EXERCISE -
The entries are to be repeated in full, without any change.

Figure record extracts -
%%

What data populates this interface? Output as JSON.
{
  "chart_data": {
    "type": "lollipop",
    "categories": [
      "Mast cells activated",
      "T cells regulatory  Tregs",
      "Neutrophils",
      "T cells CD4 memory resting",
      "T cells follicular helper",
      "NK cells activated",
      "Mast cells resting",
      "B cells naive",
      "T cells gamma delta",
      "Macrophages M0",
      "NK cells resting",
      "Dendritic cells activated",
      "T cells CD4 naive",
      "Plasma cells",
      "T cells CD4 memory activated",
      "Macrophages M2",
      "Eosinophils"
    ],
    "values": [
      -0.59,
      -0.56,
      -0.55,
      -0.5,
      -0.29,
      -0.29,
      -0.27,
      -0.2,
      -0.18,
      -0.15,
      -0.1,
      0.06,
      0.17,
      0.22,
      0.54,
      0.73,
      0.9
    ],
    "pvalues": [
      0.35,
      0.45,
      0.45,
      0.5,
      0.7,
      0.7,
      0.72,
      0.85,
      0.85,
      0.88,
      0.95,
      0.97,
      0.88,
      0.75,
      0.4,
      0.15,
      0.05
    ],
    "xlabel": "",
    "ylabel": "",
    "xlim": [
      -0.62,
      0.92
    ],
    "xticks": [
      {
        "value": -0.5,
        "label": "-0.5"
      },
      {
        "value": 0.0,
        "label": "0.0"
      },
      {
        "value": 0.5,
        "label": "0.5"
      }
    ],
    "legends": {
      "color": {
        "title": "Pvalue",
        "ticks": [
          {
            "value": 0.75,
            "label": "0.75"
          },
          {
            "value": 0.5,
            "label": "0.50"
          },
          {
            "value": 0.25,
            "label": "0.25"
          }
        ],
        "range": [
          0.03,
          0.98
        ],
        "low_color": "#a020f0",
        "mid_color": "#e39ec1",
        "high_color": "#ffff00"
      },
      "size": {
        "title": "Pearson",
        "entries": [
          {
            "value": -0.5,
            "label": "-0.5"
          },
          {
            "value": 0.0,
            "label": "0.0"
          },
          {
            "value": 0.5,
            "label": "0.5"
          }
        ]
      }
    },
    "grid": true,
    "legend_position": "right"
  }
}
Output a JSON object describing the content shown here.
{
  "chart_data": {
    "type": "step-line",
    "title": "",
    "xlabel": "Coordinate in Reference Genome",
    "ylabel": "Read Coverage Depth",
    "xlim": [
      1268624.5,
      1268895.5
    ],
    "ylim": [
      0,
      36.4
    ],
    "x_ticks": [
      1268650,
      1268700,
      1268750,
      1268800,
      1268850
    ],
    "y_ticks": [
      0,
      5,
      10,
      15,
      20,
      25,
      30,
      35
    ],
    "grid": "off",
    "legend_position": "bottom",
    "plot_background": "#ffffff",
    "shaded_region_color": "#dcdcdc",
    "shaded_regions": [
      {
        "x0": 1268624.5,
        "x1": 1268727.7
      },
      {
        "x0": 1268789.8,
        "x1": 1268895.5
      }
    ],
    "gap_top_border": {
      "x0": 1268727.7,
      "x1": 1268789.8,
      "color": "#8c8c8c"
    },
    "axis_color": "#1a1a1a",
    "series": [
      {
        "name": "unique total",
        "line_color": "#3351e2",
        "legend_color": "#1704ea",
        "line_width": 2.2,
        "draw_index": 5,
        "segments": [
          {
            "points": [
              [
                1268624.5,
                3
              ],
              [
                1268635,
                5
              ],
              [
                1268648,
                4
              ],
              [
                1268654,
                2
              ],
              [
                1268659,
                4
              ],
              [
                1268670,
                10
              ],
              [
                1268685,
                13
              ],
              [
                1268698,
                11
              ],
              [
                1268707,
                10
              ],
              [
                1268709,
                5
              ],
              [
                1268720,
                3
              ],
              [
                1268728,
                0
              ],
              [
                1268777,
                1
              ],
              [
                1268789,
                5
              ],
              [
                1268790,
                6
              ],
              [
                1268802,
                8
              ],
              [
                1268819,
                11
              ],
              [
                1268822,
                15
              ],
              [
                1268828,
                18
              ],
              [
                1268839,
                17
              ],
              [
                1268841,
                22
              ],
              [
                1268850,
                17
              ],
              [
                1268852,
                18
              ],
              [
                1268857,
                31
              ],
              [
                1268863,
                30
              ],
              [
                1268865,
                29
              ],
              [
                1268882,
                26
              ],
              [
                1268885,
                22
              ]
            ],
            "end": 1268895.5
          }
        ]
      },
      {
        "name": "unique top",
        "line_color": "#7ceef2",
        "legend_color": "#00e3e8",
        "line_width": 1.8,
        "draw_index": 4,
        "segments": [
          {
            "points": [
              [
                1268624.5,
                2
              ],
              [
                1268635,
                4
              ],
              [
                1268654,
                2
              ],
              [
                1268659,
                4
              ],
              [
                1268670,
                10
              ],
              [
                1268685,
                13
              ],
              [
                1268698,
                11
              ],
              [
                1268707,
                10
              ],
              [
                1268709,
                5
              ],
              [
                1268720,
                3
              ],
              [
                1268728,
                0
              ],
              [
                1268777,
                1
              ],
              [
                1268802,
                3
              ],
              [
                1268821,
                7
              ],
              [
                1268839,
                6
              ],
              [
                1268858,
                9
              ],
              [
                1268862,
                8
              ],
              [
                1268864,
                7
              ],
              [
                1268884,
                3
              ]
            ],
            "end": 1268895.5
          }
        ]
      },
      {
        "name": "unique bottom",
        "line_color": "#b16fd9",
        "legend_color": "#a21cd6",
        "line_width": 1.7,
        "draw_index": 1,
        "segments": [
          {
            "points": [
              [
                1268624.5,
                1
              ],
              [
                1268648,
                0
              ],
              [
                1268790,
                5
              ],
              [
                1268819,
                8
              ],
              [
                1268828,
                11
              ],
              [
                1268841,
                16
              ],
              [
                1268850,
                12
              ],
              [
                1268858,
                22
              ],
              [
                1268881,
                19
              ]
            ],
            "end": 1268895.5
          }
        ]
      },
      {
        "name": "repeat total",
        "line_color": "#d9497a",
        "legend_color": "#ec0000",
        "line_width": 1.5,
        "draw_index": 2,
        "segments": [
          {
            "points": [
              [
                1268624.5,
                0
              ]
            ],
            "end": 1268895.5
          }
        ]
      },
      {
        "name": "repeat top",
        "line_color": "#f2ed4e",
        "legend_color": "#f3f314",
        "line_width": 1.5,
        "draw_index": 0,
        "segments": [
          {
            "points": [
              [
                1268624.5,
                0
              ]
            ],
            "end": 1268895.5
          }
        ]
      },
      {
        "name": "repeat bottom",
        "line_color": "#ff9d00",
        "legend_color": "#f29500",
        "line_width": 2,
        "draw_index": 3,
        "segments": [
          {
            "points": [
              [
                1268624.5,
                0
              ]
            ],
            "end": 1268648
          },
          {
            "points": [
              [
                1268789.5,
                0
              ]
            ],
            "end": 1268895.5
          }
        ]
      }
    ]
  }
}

%%

RESPONSE AREA -
What data populates this interface? Output as JSON.
{
  "chart_data": {
    "type": "lollipop",
    "categories": [
      "Mast cells activated",
      "T cells regulatory  Tregs",
      "Neutrophils",
      "T cells CD4 memory resting",
      "T cells follicular helper",
      "NK cells activated",
      "Mast cells resting",
      "B cells naive",
      "T cells gamma delta",
      "Macrophages M0",
      "NK cells resting",
      "Dendritic cells activated",
      "T cells CD4 naive",
      "Plasma cells",
      "T cells CD4 memory activated",
      "Macrophages M2",
      "Eosinophils"
    ],
    "values": [
      -0.59,
      -0.56,
      -0.55,
      -0.5,
      -0.29,
      -0.29,
      -0.27,
      -0.2,
      -0.18,
      -0.15,
      -0.1,
      0.06,
      0.17,
      0.22,
      0.54,
      0.73,
      0.9
    ],
    "pvalues": [
      0.35,
      0.45,
      0.45,
      0.5,
      0.7,
      0.7,
      0.72,
      0.85,
      0.85,
      0.88,
      0.95,
      0.97,
      0.88,
      0.75,
      0.4,
      0.15,
      0.05
    ],
    "xlabel": "",
    "ylabel": "",
    "xlim": [
      -0.62,
      0.92
    ],
    "xticks": [
      {
        "value": -0.5,
        "label": "-0.5"
      },
      {
        "value": 0.0,
        "label": "0.0"
      },
      {
        "value": 0.5,
        "label": "0.5"
      }
    ],
    "legends": {
      "color": {
        "title": "Pvalue",
        "ticks": [
          {
            "value": 0.75,
            "label": "0.75"
          },
          {
            "value": 0.5,
            "label": "0.50"
          },
          {
            "value": 0.25,
            "label": "0.25"
          }
        ],
        "range": [
          0.03,
          0.98
        ],
        "low_color": "#a020f0",
        "mid_color": "#e39ec1",
        "high_color": "#ffff00"
      },
      "size": {
        "title": "Pearson",
        "entries": [
          {
            "value": -0.5,
            "label": "-0.5"
          },
          {
            "value": 0.0,
            "label": "0.0"
          },
          {
            "value": 0.5,
            "label": "0.5"
          }
        ]
      }
    },
    "grid": true,
    "legend_position": "right"
  }
}
Output a JSON object describing the content shown here.
{
  "chart_data": {
    "type": "step-line",
    "title": "",
    "xlabel": "Coordinate in Reference Genome",
    "ylabel": "Read Coverage Depth",
    "xlim": [
      1268624.5,
      1268895.5
    ],
    "ylim": [
      0,
      36.4
    ],
    "x_ticks": [
      1268650,
      1268700,
      1268750,
      1268800,
      1268850
    ],
    "y_ticks": [
      0,
      5,
      10,
      15,
      20,
      25,
      30,
      35
    ],
    "grid": "off",
    "legend_position": "bottom",
    "plot_background": "#ffffff",
    "shaded_region_color": "#dcdcdc",
    "shaded_regions": [
      {
        "x0": 1268624.5,
        "x1": 1268727.7
      },
      {
        "x0": 1268789.8,
        "x1": 1268895.5
      }
    ],
    "gap_top_border": {
      "x0": 1268727.7,
      "x1": 1268789.8,
      "color": "#8c8c8c"
    },
    "axis_color": "#1a1a1a",
    "series": [
      {
        "name": "unique total",
        "line_color": "#3351e2",
        "legend_color": "#1704ea",
        "line_width": 2.2,
        "draw_index": 5,
        "segments": [
          {
            "points": [
              [
                1268624.5,
                3
              ],
              [
                1268635,
                5
              ],
              [
                1268648,
                4
              ],
              [
                1268654,
                2
              ],
              [
                1268659,
                4
              ],
              [
                1268670,
                10
              ],
              [
                1268685,
                13
              ],
              [
                1268698,
                11
              ],
              [
                1268707,
                10
              ],
              [
                1268709,
                5
              ],
              [
                1268720,
                3
              ],
              [
                1268728,
                0
              ],
              [
                1268777,
                1
              ],
              [
                1268789,
                5
              ],
              [
                1268790,
                6
              ],
              [
                1268802,
                8
              ],
              [
                1268819,
                11
              ],
              [
                1268822,
                15
              ],
              [
                1268828,
                18
              ],
              [
                1268839,
                17
              ],
              [
                1268841,
                22
              ],
              [
                1268850,
                17
              ],
              [
                1268852,
                18
              ],
              [
                1268857,
                31
              ],
              [
                1268863,
                30
              ],
              [
                1268865,
                29
              ],
              [
                1268882,
                26
              ],
              [
                1268885,
                22
              ]
            ],
            "end": 1268895.5
          }
        ]
      },
      {
        "name": "unique top",
        "line_color": "#7ceef2",
        "legend_color": "#00e3e8",
        "line_width": 1.8,
        "draw_index": 4,
        "segments": [
          {
            "points": [
              [
                1268624.5,
                2
              ],
              [
                1268635,
                4
              ],
              [
                1268654,
                2
              ],
              [
                1268659,
                4
              ],
              [
                1268670,
                10
              ],
              [
                1268685,
                13
              ],
              [
                1268698,
                11
              ],
              [
                1268707,
                10
              ],
              [
                1268709,
                5
              ],
              [
                1268720,
                3
              ],
              [
                1268728,
                0
              ],
              [
                1268777,
                1
              ],
              [
                1268802,
                3
              ],
              [
                1268821,
                7
              ],
              [
                1268839,
                6
              ],
              [
                1268858,
                9
              ],
              [
                1268862,
                8
              ],
              [
                1268864,
                7
              ],
              [
                1268884,
                3
              ]
            ],
            "end": 1268895.5
          }
        ]
      },
      {
        "name": "unique bottom",
        "line_color": "#b16fd9",
        "legend_color": "#a21cd6",
        "line_width": 1.7,
        "draw_index": 1,
        "segments": [
          {
            "points": [
              [
                1268624.5,
                1
              ],
              [
                1268648,
                0
              ],
              [
                1268790,
                5
              ],
              [
                1268819,
                8
              ],
              [
                1268828,
                11
              ],
              [
                1268841,
                16
              ],
              [
                1268850,
                12
              ],
              [
                1268858,
                22
              ],
              [
                1268881,
                19
              ]
            ],
            "end": 1268895.5
          }
        ]
      },
      {
        "name": "repeat total",
        "line_color": "#d9497a",
        "legend_color": "#ec0000",
        "line_width": 1.5,
        "draw_index": 2,
        "segments": [
          {
            "points": [
              [
                1268624.5,
                0
              ]
            ],
            "end": 1268895.5
          }
        ]
      },
      {
        "name": "repeat top",
        "line_color": "#f2ed4e",
        "legend_color": "#f3f314",
        "line_width": 1.5,
        "draw_index": 0,
        "segments": [
          {
            "points": [
              [
                1268624.5,
                0
              ]
            ],
            "end": 1268895.5
          }
        ]
      },
      {
        "name": "repeat bottom",
        "line_color": "#ff9d00",
        "legend_color": "#f29500",
        "line_width": 2,
        "draw_index": 3,
        "segments": [
          {
            "points": [
              [
                1268624.5,
                0
              ]
            ],
            "end": 1268648
          },
          {
            "points": [
              [
                1268789.5,
                0
              ]
            ],
            "end": 1268895.5
          }
        ]
      }
    ]
  }
}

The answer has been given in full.